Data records
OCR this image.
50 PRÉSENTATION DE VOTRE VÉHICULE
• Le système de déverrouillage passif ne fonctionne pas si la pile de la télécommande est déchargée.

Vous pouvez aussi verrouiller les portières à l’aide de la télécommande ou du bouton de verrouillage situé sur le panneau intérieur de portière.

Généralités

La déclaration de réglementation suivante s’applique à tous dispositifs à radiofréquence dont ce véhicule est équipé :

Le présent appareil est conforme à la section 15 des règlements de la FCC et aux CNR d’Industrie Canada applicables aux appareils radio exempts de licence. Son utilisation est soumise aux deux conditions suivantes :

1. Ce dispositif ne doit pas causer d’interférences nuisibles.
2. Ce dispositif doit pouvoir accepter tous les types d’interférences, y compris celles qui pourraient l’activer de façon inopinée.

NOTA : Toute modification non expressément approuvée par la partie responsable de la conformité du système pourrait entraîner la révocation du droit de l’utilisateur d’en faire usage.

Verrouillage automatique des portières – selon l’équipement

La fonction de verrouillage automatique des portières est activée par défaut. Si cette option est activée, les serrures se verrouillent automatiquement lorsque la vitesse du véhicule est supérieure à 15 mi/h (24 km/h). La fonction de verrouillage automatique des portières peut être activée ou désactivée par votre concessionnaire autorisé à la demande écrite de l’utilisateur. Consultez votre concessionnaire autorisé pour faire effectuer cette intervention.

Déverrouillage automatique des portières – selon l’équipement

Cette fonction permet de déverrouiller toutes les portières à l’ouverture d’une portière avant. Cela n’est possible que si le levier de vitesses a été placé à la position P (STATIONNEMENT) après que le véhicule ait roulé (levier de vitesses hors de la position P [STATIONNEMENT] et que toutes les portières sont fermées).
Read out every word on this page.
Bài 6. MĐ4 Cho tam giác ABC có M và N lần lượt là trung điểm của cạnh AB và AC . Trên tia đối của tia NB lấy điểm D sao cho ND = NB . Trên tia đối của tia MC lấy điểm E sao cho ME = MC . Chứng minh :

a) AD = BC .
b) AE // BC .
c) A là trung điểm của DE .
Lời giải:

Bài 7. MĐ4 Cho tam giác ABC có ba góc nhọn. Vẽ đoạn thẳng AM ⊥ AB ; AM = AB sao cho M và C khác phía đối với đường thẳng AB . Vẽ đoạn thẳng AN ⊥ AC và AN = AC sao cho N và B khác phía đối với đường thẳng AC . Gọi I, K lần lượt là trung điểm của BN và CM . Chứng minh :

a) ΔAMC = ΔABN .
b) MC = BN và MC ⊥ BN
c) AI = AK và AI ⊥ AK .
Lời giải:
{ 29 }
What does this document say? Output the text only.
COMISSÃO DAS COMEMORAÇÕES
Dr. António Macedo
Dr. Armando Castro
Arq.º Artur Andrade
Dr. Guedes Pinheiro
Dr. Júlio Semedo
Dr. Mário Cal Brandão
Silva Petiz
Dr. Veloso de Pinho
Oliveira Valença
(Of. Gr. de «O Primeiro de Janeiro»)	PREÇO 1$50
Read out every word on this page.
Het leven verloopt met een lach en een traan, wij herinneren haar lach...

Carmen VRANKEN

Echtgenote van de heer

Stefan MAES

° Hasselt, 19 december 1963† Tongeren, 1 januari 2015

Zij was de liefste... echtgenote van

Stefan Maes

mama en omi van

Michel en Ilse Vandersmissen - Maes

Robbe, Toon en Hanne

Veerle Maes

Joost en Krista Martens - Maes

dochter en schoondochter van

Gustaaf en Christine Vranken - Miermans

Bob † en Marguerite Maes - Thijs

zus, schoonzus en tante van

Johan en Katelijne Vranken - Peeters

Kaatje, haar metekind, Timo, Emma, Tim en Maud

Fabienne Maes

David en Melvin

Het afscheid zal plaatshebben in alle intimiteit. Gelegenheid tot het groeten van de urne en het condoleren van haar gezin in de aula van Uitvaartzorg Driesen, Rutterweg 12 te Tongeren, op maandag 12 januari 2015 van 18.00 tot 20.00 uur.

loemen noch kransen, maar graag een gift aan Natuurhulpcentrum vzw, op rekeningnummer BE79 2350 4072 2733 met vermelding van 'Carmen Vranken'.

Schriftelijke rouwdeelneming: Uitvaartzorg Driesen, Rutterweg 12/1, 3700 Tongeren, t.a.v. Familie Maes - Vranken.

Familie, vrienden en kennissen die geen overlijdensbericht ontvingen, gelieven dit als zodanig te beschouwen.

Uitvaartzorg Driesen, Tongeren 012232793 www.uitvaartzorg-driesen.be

### WHAT YOU WILL DO
Recopy the entries above in their entirety, exactly.

### COMPLETED TASK
OCR this image.
50 PRÉSENTATION DE VOTRE VÉHICULE
• Le système de déverrouillage passif ne fonctionne pas si la pile de la télécommande est déchargée.

Vous pouvez aussi verrouiller les portières à l’aide de la télécommande ou du bouton de verrouillage situé sur le panneau intérieur de portière.

Généralités

La déclaration de réglementation suivante s’applique à tous dispositifs à radiofréquence dont ce véhicule est équipé :

Le présent appareil est conforme à la section 15 des règlements de la FCC et aux CNR d’Industrie Canada applicables aux appareils radio exempts de licence. Son utilisation est soumise aux deux conditions suivantes :

1. Ce dispositif ne doit pas causer d’interférences nuisibles.
2. Ce dispositif doit pouvoir accepter tous les types d’interférences, y compris celles qui pourraient l’activer de façon inopinée.

NOTA : Toute modification non expressément approuvée par la partie responsable de la conformité du système pourrait entraîner la révocation du droit de l’utilisateur d’en faire usage.

Verrouillage automatique des portières – selon l’équipement

La fonction de verrouillage automatique des portières est activée par défaut. Si cette option est activée, les serrures se verrouillent automatiquement lorsque la vitesse du véhicule est supérieure à 15 mi/h (24 km/h). La fonction de verrouillage automatique des portières peut être activée ou désactivée par votre concessionnaire autorisé à la demande écrite de l’utilisateur. Consultez votre concessionnaire autorisé pour faire effectuer cette intervention.

Déverrouillage automatique des portières – selon l’équipement

Cette fonction permet de déverrouiller toutes les portières à l’ouverture d’une portière avant. Cela n’est possible que si le levier de vitesses a été placé à la position P (STATIONNEMENT) après que le véhicule ait roulé (levier de vitesses hors de la position P [STATIONNEMENT] et que toutes les portières sont fermées).
Read out every word on this page.
Bài 6. MĐ4 Cho tam giác ABC có M và N lần lượt là trung điểm của cạnh AB và AC . Trên tia đối của tia NB lấy điểm D sao cho ND = NB . Trên tia đối của tia MC lấy điểm E sao cho ME = MC . Chứng minh :

a) AD = BC .
b) AE // BC .
c) A là trung điểm của DE .
Lời giải:

Bài 7. MĐ4 Cho tam giác ABC có ba góc nhọn. Vẽ đoạn thẳng AM ⊥ AB ; AM = AB sao cho M và C khác phía đối với đường thẳng AB . Vẽ đoạn thẳng AN ⊥ AC và AN = AC sao cho N và B khác phía đối với đường thẳng AC . Gọi I, K lần lượt là trung điểm của BN và CM . Chứng minh :

a) ΔAMC = ΔABN .
b) MC = BN và MC ⊥ BN
c) AI = AK và AI ⊥ AK .
Lời giải:
{ 29 }
What does this document say? Output the text only.
COMISSÃO DAS COMEMORAÇÕES
Dr. António Macedo
Dr. Armando Castro
Arq.º Artur Andrade
Dr. Guedes Pinheiro
Dr. Júlio Semedo
Dr. Mário Cal Brandão
Silva Petiz
Dr. Veloso de Pinho
Oliveira Valença
(Of. Gr. de «O Primeiro de Janeiro»)	PREÇO 1$50
Read out every word on this page.
Het leven verloopt met een lach en een traan, wij herinneren haar lach...

Carmen VRANKEN

Echtgenote van de heer

Stefan MAES

° Hasselt, 19 december 1963† Tongeren, 1 januari 2015

Zij was de liefste... echtgenote van

Stefan Maes

mama en omi van

Michel en Ilse Vandersmissen - Maes

Robbe, Toon en Hanne

Veerle Maes

Joost en Krista Martens - Maes

dochter en schoondochter van

Gustaaf en Christine Vranken - Miermans

Bob † en Marguerite Maes - Thijs

zus, schoonzus en tante van

Johan en Katelijne Vranken - Peeters

Kaatje, haar metekind, Timo, Emma, Tim en Maud

Fabienne Maes

David en Melvin

Het afscheid zal plaatshebben in alle intimiteit. Gelegenheid tot het groeten van de urne en het condoleren van haar gezin in de aula van Uitvaartzorg Driesen, Rutterweg 12 te Tongeren, op maandag 12 januari 2015 van 18.00 tot 20.00 uur.

loemen noch kransen, maar graag een gift aan Natuurhulpcentrum vzw, op rekeningnummer BE79 2350 4072 2733 met vermelding van 'Carmen Vranken'.

Schriftelijke rouwdeelneming: Uitvaartzorg Driesen, Rutterweg 12/1, 3700 Tongeren, t.a.v. Familie Maes - Vranken.

Familie, vrienden en kennissen die geen overlijdensbericht ontvingen, gelieven dit als zodanig te beschouwen.

Uitvaartzorg Driesen, Tongeren 012232793 www.uitvaartzorg-driesen.be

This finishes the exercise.